Aim of the exercise —
Reproduce each line of the listing exactly.

Given records —
★ ★ ★ ★ ★ ★ ★

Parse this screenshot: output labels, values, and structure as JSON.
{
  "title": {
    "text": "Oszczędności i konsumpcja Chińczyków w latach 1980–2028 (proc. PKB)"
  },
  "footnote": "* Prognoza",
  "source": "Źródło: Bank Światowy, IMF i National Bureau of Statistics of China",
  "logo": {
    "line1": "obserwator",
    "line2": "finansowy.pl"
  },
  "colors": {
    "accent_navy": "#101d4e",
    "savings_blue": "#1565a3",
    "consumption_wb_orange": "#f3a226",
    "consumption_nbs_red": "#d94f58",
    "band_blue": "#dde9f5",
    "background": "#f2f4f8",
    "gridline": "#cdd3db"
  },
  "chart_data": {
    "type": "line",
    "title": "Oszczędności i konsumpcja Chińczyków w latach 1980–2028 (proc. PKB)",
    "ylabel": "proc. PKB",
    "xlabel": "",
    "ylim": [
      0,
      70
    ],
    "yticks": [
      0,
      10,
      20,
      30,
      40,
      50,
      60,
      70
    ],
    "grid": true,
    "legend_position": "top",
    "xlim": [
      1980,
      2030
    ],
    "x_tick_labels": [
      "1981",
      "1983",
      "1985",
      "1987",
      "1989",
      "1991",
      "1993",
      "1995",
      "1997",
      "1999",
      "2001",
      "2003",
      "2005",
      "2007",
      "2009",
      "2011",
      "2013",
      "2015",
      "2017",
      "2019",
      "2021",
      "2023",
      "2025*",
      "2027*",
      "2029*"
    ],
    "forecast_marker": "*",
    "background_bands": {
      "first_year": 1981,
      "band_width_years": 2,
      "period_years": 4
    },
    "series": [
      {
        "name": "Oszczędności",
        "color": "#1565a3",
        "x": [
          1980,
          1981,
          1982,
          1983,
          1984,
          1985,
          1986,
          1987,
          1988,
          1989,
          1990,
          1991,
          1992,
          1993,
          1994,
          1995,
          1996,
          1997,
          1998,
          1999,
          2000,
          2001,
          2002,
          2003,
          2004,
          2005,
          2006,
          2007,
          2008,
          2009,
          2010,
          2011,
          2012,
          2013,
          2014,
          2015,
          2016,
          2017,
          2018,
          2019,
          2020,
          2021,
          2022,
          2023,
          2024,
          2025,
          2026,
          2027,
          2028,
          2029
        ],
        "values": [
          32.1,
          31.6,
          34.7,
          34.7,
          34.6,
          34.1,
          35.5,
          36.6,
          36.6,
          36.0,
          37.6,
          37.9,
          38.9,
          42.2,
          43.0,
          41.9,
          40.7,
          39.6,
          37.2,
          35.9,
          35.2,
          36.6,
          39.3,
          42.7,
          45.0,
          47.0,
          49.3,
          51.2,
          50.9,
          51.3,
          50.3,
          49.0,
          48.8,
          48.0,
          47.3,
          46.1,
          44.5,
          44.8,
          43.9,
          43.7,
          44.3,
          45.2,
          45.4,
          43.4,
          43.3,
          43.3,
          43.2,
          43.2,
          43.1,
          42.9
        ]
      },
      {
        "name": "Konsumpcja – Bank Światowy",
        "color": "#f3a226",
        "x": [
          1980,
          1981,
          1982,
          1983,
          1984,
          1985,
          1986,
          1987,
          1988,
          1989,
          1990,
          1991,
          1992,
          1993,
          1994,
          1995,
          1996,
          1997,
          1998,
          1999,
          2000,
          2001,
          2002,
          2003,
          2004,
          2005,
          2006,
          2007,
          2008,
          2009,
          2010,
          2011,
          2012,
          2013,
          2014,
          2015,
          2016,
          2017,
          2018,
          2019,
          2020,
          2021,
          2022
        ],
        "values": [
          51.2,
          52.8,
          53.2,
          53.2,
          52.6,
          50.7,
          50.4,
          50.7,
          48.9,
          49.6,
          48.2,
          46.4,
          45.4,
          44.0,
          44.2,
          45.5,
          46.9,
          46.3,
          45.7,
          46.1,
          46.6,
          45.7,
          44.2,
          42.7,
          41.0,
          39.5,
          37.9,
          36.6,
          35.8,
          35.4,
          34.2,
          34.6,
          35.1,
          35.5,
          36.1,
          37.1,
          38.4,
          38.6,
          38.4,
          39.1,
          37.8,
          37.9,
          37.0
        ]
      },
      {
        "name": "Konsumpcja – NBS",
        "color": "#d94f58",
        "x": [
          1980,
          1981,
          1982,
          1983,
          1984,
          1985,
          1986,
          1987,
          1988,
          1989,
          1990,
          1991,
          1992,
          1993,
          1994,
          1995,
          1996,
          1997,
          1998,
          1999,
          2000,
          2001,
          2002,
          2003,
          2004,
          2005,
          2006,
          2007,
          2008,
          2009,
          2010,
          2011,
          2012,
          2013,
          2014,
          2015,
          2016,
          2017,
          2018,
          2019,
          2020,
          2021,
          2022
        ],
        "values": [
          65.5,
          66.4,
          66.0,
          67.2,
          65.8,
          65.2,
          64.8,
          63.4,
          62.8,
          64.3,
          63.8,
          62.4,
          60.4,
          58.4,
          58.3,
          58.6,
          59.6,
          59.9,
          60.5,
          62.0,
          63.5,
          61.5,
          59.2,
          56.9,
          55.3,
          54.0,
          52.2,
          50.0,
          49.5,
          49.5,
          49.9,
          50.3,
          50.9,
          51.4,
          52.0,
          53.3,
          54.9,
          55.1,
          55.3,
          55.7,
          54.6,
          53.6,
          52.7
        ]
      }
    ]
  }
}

★ ★ ★ ★ ★ ★ ★

Exercise response —
Parse this screenshot: output labels, values, and structure as JSON.
{
  "title": {
    "text": "Oszczędności i konsumpcja Chińczyków w latach 1980–2028 (proc. PKB)"
  },
  "footnote": "* Prognoza",
  "source": "Źródło: Bank Światowy, IMF i National Bureau of Statistics of China",
  "logo": {
    "line1": "obserwator",
    "line2": "finansowy.pl"
  },
  "colors": {
    "accent_navy": "#101d4e",
    "savings_blue": "#1565a3",
    "consumption_wb_orange": "#f3a226",
    "consumption_nbs_red": "#d94f58",
    "band_blue": "#dde9f5",
    "background": "#f2f4f8",
    "gridline": "#cdd3db"
  },
  "chart_data": {
    "type": "line",
    "title": "Oszczędności i konsumpcja Chińczyków w latach 1980–2028 (proc. PKB)",
    "ylabel": "proc. PKB",
    "xlabel": "",
    "ylim": [
      0,
      70
    ],
    "yticks": [
      0,
      10,
      20,
      30,
      40,
      50,
      60,
      70
    ],
    "grid": true,
    "legend_position": "top",
    "xlim": [
      1980,
      2030
    ],
    "x_tick_labels": [
      "1981",
      "1983",
      "1985",
      "1987",
      "1989",
      "1991",
      "1993",
      "1995",
      "1997",
      "1999",
      "2001",
      "2003",
      "2005",
      "2007",
      "2009",
      "2011",
      "2013",
      "2015",
      "2017",
      "2019",
      "2021",
      "2023",
      "2025*",
      "2027*",
      "2029*"
    ],
    "forecast_marker": "*",
    "background_bands": {
      "first_year": 1981,
      "band_width_years": 2,
      "period_years": 4
    },
    "series": [
      {
        "name": "Oszczędności",
        "color": "#1565a3",
        "x": [
          1980,
          1981,
          1982,
          1983,
          1984,
          1985,
          1986,
          1987,
          1988,
          1989,
          1990,
          1991,
          1992,
          1993,
          1994,
          1995,
          1996,
          1997,
          1998,
          1999,
          2000,
          2001,
          2002,
          2003,
          2004,
          2005,
          2006,
          2007,
          2008,
          2009,
          2010,
          2011,
          2012,
          2013,
          2014,
          2015,
          2016,
          2017,
          2018,
          2019,
          2020,
          2021,
          2022,
          2023,
          2024,
          2025,
          2026,
          2027,
          2028,
          2029
        ],
        "values": [
          32.1,
          31.6,
          34.7,
          34.7,
          34.6,
          34.1,
          35.5,
          36.6,
          36.6,
          36.0,
          37.6,
          37.9,
          38.9,
          42.2,
          43.0,
          41.9,
          40.7,
          39.6,
          37.2,
          35.9,
          35.2,
          36.6,
          39.3,
          42.7,
          45.0,
          47.0,
          49.3,
          51.2,
          50.9,
          51.3,
          50.3,
          49.0,
          48.8,
          48.0,
          47.3,
          46.1,
          44.5,
          44.8,
          43.9,
          43.7,
          44.3,
          45.2,
          45.4,
          43.4,
          43.3,
          43.3,
          43.2,
          43.2,
          43.1,
          42.9
        ]
      },
      {
        "name": "Konsumpcja – Bank Światowy",
        "color": "#f3a226",
        "x": [
          1980,
          1981,
          1982,
          1983,
          1984,
          1985,
          1986,
          1987,
          1988,
          1989,
          1990,
          1991,
          1992,
          1993,
          1994,
          1995,
          1996,
          1997,
          1998,
          1999,
          2000,
          2001,
          2002,
          2003,
          2004,
          2005,
          2006,
          2007,
          2008,
          2009,
          2010,
          2011,
          2012,
          2013,
          2014,
          2015,
          2016,
          2017,
          2018,
          2019,
          2020,
          2021,
          2022
        ],
        "values": [
          51.2,
          52.8,
          53.2,
          53.2,
          52.6,
          50.7,
          50.4,
          50.7,
          48.9,
          49.6,
          48.2,
          46.4,
          45.4,
          44.0,
          44.2,
          45.5,
          46.9,
          46.3,
          45.7,
          46.1,
          46.6,
          45.7,
          44.2,
          42.7,
          41.0,
          39.5,
          37.9,
          36.6,
          35.8,
          35.4,
          34.2,
          34.6,
          35.1,
          35.5,
          36.1,
          37.1,
          38.4,
          38.6,
          38.4,
          39.1,
          37.8,
          37.9,
          37.0
        ]
      },
      {
        "name": "Konsumpcja – NBS",
        "color": "#d94f58",
        "x": [
          1980,
          1981,
          1982,
          1983,
          1984,
          1985,
          1986,
          1987,
          1988,
          1989,
          1990,
          1991,
          1992,
          1993,
          1994,
          1995,
          1996,
          1997,
          1998,
          1999,
          2000,
          2001,
          2002,
          2003,
          2004,
          2005,
          2006,
          2007,
          2008,
          2009,
          2010,
          2011,
          2012,
          2013,
          2014,
          2015,
          2016,
          2017,
          2018,
          2019,
          2020,
          2021,
          2022
        ],
        "values": [
          65.5,
          66.4,
          66.0,
          67.2,
          65.8,
          65.2,
          64.8,
          63.4,
          62.8,
          64.3,
          63.8,
          62.4,
          60.4,
          58.4,
          58.3,
          58.6,
          59.6,
          59.9,
          60.5,
          62.0,
          63.5,
          61.5,
          59.2,
          56.9,
          55.3,
          54.0,
          52.2,
          50.0,
          49.5,
          49.5,
          49.9,
          50.3,
          50.9,
          51.4,
          52.0,
          53.3,
          54.9,
          55.1,
          55.3,
          55.7,
          54.6,
          53.6,
          52.7
        ]
      }
    ]
  }
}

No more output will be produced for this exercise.